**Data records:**
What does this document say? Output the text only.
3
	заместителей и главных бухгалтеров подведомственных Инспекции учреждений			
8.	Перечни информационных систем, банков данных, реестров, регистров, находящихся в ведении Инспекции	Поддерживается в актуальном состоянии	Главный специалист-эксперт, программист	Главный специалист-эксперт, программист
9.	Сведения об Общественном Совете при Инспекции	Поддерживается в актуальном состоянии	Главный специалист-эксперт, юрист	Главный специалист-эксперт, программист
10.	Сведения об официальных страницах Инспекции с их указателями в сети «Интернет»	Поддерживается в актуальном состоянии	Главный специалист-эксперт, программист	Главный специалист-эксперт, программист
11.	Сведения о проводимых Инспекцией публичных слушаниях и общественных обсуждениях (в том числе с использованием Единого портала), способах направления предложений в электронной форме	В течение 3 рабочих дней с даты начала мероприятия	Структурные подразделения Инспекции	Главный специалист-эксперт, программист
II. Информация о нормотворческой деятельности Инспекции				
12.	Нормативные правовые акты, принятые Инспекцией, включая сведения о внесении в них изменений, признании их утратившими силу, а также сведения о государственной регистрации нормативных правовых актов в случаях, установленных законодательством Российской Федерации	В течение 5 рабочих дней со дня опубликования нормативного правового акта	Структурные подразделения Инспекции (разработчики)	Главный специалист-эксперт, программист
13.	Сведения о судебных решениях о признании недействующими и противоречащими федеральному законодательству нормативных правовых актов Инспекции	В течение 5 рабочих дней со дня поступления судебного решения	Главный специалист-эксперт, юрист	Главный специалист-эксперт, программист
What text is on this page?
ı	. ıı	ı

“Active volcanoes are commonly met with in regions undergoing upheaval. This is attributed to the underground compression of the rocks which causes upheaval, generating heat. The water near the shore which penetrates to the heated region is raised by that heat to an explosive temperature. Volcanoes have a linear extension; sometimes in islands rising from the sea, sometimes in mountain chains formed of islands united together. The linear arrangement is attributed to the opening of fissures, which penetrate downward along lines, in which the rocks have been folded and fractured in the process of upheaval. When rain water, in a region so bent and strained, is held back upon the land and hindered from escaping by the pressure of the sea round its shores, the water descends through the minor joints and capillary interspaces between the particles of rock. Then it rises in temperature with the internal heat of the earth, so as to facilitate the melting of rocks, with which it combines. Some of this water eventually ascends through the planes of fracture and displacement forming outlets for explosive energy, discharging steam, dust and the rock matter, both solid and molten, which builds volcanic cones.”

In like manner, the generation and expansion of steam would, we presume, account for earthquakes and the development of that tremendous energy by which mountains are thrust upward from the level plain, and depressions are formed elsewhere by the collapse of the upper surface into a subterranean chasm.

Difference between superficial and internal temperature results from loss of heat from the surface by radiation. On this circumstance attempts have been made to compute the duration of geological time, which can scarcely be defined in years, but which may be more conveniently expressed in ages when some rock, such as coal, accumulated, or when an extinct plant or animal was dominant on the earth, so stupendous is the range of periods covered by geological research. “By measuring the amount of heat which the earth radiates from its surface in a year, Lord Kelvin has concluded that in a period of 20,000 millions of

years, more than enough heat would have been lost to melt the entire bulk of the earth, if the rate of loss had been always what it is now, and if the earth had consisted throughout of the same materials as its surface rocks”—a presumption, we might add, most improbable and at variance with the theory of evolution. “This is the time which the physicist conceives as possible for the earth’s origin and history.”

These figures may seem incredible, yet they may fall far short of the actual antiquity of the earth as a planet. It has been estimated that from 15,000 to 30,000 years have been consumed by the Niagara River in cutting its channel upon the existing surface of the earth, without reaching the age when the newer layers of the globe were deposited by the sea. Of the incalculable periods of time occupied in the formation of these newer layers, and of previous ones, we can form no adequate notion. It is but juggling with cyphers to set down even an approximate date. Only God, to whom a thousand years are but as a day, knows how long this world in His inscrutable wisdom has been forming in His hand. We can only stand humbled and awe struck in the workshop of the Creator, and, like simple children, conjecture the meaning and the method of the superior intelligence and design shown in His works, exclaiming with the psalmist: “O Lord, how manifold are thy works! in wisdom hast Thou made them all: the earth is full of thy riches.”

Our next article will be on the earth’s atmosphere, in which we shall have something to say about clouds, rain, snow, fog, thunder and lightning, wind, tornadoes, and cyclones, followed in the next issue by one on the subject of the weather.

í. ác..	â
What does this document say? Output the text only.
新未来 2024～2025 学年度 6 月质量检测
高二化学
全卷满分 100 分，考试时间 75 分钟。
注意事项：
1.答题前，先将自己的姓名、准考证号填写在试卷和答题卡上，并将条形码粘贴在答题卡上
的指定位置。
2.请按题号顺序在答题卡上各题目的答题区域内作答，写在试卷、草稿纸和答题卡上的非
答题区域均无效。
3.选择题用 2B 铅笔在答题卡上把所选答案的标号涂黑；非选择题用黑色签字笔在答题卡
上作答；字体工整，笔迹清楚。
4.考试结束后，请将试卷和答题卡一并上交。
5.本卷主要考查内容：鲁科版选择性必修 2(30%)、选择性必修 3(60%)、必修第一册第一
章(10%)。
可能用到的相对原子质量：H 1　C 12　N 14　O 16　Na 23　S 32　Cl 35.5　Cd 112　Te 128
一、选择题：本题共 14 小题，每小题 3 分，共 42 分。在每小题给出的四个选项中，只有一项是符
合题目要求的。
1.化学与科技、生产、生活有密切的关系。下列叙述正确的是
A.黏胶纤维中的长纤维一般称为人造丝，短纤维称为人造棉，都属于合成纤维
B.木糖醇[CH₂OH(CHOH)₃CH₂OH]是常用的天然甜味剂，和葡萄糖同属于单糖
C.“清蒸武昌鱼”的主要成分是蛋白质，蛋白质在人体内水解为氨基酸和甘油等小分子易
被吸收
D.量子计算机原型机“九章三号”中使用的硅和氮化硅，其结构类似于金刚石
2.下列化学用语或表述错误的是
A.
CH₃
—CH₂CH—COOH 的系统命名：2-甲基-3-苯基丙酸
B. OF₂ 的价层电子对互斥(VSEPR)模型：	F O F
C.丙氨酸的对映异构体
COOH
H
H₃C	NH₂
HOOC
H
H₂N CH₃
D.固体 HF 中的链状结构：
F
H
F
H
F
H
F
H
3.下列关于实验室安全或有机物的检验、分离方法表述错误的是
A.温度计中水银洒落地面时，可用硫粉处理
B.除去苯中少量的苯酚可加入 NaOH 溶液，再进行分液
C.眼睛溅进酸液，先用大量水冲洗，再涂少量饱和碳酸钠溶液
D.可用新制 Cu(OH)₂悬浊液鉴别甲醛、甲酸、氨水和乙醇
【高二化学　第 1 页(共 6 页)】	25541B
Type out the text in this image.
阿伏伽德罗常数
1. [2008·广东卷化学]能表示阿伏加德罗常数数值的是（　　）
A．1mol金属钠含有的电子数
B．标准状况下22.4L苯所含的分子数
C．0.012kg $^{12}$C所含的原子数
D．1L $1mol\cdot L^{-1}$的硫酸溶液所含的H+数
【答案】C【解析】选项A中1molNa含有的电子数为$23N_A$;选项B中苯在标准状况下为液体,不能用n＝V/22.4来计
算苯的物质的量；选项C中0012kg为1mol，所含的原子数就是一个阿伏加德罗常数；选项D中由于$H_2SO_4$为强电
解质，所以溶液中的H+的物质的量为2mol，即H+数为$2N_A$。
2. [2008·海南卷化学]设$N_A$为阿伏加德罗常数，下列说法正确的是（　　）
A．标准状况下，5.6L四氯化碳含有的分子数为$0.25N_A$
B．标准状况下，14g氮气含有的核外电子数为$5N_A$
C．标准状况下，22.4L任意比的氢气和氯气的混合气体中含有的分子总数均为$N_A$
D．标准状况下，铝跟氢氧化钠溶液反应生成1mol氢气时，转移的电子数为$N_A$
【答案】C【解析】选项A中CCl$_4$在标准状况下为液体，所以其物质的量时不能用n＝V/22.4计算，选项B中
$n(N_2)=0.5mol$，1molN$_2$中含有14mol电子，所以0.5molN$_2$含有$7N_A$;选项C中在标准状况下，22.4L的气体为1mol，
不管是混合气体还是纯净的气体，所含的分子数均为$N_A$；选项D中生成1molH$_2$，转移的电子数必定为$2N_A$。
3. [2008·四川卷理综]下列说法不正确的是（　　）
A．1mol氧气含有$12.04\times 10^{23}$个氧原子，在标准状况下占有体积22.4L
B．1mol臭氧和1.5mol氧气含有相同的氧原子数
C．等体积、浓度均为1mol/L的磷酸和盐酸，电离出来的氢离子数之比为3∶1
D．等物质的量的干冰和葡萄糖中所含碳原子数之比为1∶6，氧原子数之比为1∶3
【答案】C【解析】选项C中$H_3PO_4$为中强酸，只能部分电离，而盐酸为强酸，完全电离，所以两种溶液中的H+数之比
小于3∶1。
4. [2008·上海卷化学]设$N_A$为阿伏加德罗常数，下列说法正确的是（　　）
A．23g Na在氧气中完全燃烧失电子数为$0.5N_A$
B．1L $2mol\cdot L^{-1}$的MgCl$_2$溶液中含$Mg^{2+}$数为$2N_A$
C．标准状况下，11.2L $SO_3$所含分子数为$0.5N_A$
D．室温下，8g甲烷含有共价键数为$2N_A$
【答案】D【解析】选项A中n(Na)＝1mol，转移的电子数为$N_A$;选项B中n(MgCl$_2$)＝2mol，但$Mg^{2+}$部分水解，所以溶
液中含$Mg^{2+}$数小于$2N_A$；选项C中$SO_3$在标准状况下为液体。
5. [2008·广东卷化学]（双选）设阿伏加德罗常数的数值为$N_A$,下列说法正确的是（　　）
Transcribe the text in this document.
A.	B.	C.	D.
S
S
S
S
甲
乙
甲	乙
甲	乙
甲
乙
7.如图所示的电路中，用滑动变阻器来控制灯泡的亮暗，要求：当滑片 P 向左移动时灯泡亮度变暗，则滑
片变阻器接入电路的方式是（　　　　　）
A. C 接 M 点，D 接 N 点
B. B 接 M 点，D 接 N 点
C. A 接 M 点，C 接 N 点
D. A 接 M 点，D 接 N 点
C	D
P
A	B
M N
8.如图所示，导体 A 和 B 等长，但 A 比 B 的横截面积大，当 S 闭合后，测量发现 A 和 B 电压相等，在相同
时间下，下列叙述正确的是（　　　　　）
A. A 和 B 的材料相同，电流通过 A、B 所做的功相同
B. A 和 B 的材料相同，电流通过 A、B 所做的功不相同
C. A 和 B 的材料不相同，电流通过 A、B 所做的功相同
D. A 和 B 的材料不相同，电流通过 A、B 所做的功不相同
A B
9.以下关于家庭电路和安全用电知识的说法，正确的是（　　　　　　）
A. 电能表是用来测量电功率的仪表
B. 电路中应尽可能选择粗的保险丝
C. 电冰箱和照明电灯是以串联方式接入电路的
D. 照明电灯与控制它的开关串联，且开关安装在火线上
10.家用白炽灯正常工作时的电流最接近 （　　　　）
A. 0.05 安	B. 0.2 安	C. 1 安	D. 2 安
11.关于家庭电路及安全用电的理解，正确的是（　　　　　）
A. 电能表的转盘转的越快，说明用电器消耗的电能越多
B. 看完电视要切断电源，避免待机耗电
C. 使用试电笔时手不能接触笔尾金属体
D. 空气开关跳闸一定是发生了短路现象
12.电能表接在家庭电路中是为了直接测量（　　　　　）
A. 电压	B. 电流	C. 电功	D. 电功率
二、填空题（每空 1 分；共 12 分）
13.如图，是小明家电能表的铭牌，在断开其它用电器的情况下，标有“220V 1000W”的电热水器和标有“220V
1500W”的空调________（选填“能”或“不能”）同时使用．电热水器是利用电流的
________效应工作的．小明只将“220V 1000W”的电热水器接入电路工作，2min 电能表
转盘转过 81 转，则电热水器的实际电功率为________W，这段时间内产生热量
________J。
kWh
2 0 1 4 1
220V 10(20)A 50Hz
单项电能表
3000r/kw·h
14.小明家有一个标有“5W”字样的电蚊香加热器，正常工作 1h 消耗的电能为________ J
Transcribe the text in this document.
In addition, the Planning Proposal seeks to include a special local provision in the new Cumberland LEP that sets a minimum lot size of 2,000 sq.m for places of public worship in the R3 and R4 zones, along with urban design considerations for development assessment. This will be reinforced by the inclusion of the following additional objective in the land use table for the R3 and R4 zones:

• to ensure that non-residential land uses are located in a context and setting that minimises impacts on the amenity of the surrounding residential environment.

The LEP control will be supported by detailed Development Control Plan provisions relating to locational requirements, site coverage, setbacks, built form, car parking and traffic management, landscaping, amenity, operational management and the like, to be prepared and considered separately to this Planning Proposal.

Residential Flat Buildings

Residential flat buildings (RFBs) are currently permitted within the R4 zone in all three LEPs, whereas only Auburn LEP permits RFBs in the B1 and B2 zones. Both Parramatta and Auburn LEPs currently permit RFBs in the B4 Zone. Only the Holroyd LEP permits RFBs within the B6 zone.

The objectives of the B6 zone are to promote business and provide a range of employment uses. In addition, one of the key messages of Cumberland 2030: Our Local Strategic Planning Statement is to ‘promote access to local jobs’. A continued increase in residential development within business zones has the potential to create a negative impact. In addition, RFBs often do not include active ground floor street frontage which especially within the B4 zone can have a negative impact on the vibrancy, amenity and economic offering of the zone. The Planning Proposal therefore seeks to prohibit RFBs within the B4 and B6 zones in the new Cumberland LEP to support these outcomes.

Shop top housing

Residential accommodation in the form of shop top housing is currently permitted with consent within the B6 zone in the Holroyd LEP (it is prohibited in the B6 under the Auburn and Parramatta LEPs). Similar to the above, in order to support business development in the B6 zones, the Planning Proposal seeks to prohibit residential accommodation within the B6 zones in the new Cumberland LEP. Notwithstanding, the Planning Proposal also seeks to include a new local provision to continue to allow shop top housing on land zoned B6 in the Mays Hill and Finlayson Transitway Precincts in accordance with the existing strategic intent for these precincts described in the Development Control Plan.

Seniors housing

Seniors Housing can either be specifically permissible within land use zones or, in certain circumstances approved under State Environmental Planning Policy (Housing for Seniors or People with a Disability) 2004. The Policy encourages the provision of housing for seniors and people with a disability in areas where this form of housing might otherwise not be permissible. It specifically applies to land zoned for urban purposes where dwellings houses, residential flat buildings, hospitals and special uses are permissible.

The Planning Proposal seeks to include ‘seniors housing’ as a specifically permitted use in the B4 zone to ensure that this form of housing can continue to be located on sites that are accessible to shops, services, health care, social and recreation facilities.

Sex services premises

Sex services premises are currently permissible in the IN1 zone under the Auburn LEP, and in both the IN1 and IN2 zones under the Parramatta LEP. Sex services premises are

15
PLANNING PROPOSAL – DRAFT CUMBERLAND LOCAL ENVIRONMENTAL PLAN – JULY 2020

**Requirements:** Give the number of lines in the material above that have the word "广东卷化学" in them, and nothing more.

**Complete output:** 2